Records from a collection of figures
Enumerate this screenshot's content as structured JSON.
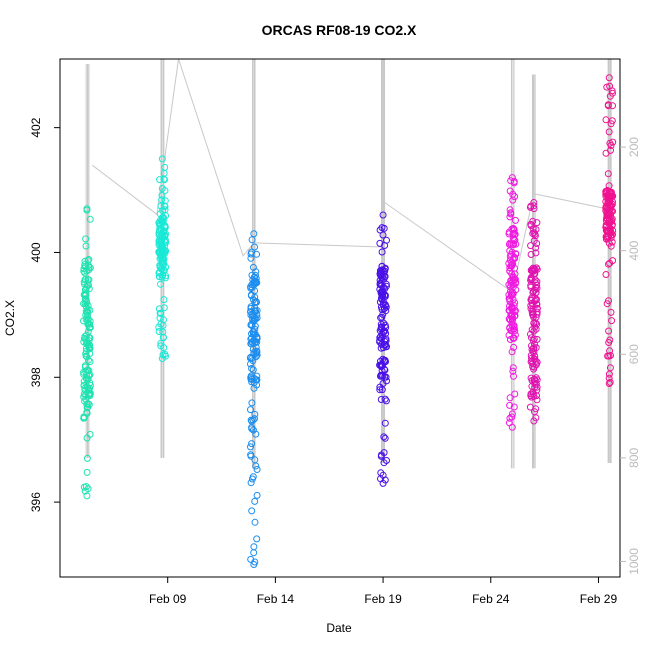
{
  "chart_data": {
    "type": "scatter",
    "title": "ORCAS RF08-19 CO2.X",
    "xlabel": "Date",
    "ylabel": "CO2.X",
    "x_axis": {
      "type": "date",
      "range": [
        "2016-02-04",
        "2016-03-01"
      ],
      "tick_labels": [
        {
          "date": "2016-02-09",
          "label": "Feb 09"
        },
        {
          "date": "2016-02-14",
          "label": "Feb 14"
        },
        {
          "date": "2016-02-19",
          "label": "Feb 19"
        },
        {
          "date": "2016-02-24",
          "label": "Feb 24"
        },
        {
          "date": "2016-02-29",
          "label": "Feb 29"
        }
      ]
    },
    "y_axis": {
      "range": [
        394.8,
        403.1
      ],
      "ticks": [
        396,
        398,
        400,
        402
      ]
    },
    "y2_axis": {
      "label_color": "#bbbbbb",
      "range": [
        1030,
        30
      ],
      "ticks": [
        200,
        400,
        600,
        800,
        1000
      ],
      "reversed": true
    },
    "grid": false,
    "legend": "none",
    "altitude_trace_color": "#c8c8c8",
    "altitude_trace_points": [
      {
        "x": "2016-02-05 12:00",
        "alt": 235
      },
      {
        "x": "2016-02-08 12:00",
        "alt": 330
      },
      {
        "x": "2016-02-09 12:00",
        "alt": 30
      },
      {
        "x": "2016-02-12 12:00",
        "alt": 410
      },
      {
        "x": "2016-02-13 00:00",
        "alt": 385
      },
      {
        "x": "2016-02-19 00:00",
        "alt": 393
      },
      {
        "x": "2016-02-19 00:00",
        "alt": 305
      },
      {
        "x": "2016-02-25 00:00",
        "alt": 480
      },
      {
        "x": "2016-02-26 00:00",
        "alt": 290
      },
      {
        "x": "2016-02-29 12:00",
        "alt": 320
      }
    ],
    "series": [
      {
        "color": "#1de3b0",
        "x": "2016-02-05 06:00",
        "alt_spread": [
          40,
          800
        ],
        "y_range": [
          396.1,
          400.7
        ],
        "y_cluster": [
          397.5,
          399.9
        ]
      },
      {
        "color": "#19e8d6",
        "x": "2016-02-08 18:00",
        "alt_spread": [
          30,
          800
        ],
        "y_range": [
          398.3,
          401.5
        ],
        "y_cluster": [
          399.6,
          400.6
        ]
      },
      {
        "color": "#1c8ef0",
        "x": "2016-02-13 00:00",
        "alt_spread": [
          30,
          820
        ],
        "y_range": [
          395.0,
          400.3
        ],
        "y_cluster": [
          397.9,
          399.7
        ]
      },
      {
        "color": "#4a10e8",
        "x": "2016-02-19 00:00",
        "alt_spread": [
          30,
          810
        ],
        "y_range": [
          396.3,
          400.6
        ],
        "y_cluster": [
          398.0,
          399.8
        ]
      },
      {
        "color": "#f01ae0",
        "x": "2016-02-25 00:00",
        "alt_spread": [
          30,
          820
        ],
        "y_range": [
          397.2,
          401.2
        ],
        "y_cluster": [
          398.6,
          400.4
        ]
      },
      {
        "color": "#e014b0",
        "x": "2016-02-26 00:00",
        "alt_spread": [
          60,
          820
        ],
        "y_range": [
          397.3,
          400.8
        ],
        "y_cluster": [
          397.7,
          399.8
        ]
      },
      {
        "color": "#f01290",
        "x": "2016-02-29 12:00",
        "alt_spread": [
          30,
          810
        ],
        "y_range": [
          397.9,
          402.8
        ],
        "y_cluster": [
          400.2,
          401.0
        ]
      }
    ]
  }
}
---
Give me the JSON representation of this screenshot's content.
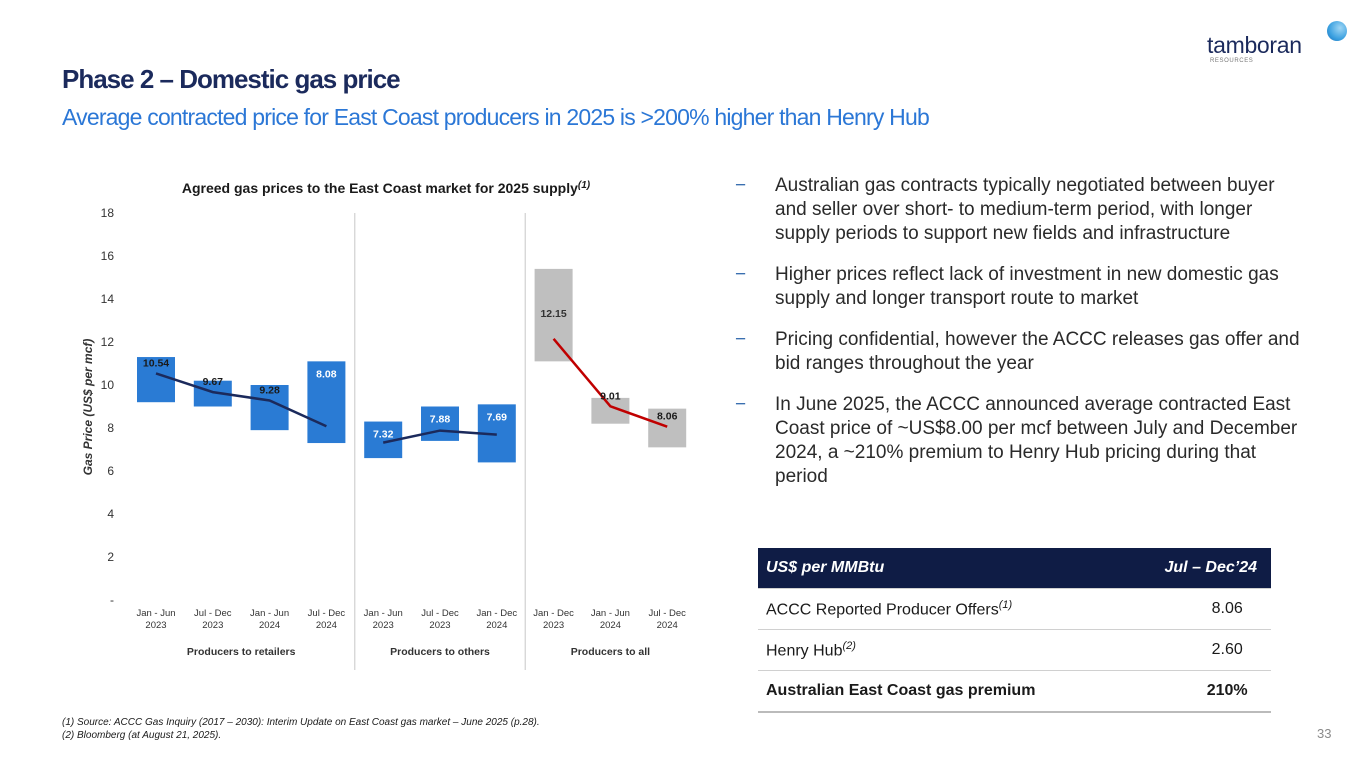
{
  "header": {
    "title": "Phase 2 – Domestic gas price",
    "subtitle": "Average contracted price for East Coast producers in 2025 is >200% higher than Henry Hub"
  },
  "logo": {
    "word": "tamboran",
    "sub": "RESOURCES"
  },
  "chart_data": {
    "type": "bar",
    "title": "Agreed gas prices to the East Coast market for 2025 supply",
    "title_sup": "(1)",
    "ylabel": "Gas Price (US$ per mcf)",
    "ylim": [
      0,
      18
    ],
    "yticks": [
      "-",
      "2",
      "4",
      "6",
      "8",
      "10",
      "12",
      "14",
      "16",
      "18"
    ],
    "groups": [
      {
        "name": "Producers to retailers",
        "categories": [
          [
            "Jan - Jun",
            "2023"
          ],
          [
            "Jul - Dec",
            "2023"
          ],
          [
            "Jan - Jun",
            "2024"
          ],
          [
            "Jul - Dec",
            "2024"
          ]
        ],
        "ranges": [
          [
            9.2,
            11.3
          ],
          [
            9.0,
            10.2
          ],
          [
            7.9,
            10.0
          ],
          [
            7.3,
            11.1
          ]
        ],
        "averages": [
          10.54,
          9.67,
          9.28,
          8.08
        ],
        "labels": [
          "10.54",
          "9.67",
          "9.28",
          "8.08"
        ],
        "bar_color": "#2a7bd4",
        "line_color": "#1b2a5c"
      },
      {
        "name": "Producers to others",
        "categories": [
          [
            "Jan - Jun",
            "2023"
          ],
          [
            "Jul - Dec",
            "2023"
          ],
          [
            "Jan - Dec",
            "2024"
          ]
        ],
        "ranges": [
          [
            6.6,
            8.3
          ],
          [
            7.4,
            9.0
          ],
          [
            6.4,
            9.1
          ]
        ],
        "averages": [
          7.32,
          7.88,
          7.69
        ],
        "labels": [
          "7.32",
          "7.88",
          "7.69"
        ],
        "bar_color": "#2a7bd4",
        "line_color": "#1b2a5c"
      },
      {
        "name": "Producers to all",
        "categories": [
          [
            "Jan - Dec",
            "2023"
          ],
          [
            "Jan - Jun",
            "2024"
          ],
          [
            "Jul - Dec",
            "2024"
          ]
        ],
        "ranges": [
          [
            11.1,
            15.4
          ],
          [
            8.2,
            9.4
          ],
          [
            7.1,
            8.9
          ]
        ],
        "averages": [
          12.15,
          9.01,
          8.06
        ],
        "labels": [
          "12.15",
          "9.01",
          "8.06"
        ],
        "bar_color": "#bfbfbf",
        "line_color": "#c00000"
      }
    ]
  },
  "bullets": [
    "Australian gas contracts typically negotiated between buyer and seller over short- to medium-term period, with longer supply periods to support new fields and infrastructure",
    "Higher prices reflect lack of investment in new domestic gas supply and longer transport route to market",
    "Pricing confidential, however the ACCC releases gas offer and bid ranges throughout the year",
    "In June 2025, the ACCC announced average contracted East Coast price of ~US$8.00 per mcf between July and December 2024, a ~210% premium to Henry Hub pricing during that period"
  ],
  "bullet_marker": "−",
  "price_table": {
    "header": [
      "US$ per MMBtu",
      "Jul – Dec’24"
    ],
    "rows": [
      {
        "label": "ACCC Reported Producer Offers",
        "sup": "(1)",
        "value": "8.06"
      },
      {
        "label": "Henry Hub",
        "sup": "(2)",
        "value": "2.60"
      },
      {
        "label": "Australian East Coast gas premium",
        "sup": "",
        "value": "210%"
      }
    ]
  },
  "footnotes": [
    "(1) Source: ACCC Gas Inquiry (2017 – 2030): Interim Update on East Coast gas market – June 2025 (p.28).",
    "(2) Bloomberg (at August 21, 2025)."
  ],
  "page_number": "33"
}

AIM OF THE EXERCISE: Pick out every line holding the string "ylabel" and return it.

TASK ANSWER:
    "ylabel": "CO2.X",
    "ylabel": "Gas Price (US$ per mcf)",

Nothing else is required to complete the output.